[Stored items]

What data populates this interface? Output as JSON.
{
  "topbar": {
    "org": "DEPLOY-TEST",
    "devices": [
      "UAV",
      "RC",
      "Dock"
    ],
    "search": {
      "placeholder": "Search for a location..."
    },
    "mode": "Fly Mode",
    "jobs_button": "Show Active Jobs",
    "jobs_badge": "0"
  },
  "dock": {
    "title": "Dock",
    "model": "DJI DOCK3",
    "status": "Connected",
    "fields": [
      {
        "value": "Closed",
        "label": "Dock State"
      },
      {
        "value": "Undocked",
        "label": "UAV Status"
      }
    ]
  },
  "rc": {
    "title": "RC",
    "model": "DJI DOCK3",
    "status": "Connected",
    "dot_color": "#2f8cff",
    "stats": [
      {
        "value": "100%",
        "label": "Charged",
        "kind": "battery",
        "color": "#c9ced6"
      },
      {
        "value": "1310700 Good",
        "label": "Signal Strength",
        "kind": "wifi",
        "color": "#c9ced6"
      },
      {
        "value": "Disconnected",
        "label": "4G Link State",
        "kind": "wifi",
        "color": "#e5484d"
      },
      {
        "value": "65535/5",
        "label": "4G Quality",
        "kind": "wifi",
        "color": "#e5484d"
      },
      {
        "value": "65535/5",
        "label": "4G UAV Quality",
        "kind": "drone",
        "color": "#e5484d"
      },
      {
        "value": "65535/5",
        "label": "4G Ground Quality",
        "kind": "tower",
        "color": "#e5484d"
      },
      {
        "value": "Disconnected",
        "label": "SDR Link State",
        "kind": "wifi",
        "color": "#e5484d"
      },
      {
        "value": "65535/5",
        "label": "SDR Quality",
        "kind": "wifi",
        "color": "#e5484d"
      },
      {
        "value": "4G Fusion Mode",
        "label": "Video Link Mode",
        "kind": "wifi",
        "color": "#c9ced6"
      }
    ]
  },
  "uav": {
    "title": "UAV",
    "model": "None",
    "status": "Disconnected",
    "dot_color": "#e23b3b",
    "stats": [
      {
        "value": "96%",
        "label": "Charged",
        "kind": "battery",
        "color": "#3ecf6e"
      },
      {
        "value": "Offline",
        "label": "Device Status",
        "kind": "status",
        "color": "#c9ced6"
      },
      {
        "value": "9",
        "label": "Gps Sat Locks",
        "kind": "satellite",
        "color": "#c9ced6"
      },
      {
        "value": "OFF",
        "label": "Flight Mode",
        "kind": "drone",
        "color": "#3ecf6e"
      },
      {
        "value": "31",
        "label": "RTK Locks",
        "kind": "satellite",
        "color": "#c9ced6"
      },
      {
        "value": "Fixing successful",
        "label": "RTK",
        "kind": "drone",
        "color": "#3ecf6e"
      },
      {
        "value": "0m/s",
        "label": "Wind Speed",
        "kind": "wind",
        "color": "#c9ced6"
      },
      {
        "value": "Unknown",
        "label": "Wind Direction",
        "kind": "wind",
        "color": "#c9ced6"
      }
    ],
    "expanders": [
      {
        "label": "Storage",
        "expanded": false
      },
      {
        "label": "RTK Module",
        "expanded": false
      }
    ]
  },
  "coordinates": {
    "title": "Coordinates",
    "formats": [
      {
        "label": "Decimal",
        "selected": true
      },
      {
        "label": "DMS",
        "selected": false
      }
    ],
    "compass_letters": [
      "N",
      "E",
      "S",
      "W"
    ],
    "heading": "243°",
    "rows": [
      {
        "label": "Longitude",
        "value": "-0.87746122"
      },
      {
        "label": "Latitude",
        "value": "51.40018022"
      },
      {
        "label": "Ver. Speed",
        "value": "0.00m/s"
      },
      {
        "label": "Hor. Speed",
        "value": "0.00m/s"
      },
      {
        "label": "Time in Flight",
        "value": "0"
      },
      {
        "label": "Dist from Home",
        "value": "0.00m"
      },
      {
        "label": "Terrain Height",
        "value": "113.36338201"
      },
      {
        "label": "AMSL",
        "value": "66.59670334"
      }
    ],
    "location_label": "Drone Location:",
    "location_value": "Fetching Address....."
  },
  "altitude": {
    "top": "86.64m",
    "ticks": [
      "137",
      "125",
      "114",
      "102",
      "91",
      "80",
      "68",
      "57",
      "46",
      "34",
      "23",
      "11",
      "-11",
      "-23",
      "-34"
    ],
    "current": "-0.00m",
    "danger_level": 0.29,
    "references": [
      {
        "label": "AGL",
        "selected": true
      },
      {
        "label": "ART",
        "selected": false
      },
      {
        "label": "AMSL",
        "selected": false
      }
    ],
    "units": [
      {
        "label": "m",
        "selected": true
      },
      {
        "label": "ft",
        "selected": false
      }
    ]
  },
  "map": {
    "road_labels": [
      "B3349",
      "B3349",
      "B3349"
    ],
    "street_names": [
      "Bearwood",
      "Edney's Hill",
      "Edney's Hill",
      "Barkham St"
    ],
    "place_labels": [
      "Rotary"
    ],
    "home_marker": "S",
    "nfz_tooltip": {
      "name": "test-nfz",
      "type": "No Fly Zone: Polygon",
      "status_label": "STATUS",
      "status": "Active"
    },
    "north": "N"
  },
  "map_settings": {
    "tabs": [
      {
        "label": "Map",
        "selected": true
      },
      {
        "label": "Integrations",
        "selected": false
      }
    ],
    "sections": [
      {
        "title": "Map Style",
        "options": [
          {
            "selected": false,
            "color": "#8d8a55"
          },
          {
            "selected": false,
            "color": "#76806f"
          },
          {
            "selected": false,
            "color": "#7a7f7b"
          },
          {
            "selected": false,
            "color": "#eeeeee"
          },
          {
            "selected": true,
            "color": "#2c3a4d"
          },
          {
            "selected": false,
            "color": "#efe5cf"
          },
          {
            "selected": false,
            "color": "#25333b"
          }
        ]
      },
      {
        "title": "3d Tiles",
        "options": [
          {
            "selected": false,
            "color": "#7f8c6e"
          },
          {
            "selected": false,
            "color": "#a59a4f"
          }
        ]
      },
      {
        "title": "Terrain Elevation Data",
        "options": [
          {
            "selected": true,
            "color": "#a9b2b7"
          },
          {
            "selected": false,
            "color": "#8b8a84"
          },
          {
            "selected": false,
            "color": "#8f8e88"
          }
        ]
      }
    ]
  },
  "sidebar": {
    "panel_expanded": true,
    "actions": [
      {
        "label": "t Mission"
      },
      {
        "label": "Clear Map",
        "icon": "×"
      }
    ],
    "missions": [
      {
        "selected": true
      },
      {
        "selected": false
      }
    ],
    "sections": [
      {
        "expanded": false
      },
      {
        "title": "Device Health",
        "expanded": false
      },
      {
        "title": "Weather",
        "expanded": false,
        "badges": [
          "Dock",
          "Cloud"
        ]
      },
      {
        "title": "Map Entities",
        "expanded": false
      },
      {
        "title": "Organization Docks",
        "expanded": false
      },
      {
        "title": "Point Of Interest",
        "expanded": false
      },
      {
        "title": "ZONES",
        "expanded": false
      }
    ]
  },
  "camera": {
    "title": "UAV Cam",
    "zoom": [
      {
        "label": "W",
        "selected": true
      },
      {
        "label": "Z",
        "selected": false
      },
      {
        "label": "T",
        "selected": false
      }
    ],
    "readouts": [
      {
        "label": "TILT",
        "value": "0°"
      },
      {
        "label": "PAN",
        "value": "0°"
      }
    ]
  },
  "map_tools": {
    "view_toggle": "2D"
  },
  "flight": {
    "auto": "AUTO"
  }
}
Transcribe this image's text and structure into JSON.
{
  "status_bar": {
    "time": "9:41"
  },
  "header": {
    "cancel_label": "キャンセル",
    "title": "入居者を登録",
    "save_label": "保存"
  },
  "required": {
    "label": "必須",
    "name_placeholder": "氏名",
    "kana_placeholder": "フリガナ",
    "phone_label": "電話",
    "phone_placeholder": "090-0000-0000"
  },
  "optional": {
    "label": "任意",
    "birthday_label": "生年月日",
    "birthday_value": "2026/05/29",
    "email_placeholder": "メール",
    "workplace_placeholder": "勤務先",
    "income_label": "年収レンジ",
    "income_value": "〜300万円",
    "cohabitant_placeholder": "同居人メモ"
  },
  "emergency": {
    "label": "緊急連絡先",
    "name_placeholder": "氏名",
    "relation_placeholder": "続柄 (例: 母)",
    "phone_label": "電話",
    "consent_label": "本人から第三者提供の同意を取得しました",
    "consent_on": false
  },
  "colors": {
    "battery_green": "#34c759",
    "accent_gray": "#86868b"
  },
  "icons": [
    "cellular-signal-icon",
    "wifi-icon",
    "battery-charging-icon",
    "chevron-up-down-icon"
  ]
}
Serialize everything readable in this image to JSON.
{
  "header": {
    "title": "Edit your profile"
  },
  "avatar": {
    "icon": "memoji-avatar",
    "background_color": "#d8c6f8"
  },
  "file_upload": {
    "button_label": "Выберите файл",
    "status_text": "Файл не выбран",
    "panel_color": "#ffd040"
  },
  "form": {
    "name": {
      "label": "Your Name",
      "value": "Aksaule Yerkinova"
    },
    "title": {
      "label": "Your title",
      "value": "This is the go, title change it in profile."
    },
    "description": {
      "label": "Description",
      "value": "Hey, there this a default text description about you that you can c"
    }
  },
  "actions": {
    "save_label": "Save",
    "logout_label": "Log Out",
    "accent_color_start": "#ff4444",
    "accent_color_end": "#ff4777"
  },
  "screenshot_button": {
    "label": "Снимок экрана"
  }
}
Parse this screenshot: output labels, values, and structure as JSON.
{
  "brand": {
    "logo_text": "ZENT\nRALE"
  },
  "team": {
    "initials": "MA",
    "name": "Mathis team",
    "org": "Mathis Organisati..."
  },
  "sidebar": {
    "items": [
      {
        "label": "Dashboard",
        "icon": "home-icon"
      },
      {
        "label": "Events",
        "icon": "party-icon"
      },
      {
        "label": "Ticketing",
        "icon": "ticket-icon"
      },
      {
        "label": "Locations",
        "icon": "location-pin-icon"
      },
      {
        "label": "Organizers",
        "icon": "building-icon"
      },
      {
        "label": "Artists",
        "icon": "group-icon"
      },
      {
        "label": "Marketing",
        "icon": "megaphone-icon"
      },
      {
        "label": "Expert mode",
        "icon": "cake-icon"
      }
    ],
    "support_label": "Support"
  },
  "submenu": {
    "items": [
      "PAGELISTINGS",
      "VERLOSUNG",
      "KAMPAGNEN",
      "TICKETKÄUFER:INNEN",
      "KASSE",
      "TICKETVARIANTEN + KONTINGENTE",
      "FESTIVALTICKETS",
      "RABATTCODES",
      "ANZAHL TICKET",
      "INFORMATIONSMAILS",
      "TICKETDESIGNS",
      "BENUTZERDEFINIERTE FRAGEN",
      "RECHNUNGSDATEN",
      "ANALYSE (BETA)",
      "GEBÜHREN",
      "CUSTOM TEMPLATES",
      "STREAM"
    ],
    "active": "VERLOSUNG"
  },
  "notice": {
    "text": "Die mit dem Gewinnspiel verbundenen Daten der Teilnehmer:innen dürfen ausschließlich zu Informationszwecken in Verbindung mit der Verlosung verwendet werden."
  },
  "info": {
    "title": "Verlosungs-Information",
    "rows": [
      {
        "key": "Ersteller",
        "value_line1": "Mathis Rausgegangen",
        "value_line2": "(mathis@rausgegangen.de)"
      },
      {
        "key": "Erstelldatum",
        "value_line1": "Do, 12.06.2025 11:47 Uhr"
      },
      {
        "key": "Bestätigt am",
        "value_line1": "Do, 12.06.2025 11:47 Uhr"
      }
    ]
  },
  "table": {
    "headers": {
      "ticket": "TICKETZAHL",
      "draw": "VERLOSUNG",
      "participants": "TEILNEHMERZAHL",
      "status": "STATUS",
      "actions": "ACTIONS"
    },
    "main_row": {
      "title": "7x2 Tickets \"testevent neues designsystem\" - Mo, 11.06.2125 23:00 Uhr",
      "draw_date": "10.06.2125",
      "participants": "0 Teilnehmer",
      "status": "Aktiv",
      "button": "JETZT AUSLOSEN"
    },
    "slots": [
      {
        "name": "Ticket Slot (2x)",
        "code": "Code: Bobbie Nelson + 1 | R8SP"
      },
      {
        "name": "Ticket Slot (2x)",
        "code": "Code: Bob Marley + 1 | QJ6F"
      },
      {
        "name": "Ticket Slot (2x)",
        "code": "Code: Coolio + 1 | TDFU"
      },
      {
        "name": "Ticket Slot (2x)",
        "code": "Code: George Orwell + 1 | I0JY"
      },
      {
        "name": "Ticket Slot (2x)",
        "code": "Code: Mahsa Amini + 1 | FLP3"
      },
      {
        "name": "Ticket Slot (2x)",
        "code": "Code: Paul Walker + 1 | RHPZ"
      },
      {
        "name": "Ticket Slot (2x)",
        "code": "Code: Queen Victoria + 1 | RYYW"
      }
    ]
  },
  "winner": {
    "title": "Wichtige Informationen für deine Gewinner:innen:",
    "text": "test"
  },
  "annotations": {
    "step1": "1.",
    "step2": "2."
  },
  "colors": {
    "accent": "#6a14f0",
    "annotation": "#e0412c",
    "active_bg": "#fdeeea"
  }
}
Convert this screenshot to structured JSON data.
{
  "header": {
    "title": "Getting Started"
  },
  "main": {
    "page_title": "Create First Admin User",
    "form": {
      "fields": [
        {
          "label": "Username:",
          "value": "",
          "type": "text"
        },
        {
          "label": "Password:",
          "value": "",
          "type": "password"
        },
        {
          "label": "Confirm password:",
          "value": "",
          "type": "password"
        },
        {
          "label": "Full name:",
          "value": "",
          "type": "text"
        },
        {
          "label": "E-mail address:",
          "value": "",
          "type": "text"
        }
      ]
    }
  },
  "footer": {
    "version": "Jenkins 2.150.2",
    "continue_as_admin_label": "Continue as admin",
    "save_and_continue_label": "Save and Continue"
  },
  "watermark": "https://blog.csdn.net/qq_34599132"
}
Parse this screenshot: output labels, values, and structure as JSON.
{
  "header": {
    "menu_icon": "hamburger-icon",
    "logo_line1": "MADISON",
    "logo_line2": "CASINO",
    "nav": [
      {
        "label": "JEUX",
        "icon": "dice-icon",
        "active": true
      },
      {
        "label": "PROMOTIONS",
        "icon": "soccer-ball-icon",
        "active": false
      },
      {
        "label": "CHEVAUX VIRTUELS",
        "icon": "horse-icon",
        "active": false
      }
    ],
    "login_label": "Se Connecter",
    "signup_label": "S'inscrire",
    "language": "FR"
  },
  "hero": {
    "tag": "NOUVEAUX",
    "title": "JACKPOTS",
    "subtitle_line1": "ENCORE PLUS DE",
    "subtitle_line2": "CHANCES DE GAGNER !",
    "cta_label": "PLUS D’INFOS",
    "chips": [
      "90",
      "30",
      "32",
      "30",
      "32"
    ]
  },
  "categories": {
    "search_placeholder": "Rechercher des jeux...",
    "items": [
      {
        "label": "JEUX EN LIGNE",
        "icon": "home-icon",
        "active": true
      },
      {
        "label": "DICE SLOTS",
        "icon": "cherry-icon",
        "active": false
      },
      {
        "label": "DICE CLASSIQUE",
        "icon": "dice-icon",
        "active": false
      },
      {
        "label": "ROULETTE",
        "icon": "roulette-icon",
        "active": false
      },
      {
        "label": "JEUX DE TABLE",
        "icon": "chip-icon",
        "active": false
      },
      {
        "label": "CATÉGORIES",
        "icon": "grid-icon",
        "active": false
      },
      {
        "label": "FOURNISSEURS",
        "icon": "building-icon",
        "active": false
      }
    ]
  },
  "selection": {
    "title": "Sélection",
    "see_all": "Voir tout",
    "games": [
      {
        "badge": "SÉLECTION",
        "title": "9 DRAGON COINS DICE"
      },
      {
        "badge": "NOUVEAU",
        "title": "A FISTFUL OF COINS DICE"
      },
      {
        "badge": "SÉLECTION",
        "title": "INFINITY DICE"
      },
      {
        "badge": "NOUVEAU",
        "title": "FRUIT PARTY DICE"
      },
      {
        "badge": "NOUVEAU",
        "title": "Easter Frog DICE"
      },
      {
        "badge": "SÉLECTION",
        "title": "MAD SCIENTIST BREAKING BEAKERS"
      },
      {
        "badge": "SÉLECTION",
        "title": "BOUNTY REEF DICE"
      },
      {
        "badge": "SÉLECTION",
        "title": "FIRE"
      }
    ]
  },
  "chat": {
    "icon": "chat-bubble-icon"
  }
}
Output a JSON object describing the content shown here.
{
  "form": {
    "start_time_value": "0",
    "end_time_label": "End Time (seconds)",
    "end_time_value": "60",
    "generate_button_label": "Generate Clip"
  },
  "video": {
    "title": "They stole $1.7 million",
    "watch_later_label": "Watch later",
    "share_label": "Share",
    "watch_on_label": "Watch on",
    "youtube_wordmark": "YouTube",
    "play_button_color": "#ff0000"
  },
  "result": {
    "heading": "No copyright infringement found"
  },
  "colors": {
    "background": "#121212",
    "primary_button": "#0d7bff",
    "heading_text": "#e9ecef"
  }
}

TO BE DONE:
Everything from the line with "Output a JSON" through the last line of the material above should be echoed exactly, and nothing else.

WORKED SOLUTION:
Output a JSON object describing the content shown here.
{
  "form": {
    "start_time_value": "0",
    "end_time_label": "End Time (seconds)",
    "end_time_value": "60",
    "generate_button_label": "Generate Clip"
  },
  "video": {
    "title": "They stole $1.7 million",
    "watch_later_label": "Watch later",
    "share_label": "Share",
    "watch_on_label": "Watch on",
    "youtube_wordmark": "YouTube",
    "play_button_color": "#ff0000"
  },
  "result": {
    "heading": "No copyright infringement found"
  },
  "colors": {
    "background": "#121212",
    "primary_button": "#0d7bff",
    "heading_text": "#e9ecef"
  }
}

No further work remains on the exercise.